DATA EXTRACT >>
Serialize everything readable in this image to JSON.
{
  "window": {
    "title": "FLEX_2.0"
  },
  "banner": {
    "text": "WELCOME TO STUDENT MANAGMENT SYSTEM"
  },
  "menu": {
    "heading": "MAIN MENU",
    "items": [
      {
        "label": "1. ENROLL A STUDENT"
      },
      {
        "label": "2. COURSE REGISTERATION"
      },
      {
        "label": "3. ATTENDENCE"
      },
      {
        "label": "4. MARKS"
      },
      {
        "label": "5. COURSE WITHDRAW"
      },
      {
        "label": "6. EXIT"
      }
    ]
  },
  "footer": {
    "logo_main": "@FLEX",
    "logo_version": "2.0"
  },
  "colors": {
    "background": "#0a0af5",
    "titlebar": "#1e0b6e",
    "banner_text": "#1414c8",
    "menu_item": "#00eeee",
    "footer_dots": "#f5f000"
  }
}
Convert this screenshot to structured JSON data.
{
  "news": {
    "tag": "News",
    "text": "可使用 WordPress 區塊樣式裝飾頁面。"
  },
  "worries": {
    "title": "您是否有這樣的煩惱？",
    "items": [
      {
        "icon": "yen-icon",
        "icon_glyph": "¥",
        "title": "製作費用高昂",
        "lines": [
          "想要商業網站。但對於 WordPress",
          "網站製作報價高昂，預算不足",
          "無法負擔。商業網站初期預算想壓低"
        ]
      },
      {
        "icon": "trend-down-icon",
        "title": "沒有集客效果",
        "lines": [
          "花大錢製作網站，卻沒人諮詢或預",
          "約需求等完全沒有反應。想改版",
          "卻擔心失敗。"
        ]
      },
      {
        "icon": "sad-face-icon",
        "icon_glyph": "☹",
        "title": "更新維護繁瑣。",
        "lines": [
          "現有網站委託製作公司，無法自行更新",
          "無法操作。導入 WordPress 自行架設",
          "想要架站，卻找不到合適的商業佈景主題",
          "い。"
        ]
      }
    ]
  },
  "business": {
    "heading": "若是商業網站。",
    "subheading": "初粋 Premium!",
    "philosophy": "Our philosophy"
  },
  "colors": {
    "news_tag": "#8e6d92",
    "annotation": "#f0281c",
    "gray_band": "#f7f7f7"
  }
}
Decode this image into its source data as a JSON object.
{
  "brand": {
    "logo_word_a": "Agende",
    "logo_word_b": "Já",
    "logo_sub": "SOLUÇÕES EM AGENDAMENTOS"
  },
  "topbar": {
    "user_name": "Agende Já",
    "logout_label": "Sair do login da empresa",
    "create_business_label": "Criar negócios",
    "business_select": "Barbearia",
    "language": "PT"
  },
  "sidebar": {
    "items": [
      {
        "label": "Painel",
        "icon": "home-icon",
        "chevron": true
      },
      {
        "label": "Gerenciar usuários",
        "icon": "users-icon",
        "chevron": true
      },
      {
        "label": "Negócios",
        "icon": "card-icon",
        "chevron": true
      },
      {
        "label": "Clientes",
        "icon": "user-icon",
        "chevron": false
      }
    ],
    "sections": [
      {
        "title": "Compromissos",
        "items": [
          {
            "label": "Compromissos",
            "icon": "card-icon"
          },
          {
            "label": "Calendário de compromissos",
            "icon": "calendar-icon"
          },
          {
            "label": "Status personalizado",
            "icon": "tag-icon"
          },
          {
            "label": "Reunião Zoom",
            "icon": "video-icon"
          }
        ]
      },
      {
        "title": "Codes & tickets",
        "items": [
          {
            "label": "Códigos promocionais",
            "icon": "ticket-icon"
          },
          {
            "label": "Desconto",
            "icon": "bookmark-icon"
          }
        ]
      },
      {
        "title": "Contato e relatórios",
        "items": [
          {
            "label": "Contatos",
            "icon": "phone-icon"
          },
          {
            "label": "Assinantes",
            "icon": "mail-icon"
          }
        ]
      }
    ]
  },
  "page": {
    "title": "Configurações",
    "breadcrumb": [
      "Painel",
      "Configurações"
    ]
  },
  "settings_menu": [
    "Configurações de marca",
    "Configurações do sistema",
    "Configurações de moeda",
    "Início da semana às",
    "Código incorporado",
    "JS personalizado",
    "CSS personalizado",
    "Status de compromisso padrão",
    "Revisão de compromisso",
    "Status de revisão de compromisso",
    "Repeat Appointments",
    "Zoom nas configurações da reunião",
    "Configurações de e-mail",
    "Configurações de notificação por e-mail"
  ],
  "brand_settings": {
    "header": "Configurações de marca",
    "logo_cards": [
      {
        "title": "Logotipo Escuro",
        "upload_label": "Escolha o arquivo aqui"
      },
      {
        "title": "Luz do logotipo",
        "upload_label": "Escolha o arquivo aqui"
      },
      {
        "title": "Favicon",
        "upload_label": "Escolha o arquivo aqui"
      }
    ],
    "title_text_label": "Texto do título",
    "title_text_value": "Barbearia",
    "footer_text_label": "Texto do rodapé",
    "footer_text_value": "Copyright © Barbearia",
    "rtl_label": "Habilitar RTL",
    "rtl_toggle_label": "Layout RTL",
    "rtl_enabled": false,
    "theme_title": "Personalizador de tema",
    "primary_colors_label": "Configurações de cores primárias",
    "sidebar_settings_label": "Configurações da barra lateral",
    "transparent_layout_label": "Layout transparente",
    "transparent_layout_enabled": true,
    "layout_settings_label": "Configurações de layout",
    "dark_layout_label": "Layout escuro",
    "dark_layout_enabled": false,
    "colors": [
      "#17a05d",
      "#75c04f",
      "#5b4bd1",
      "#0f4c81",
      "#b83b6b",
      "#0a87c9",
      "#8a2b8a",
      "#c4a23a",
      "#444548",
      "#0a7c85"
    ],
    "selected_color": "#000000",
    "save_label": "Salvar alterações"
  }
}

DO THIS >>
Gather all lines of the records that include the word "mail".

FULL SOLUTION >>
            "icon": "mail-icon"
    "Configurações de e-mail",
    "Configurações de notificação por e-mail"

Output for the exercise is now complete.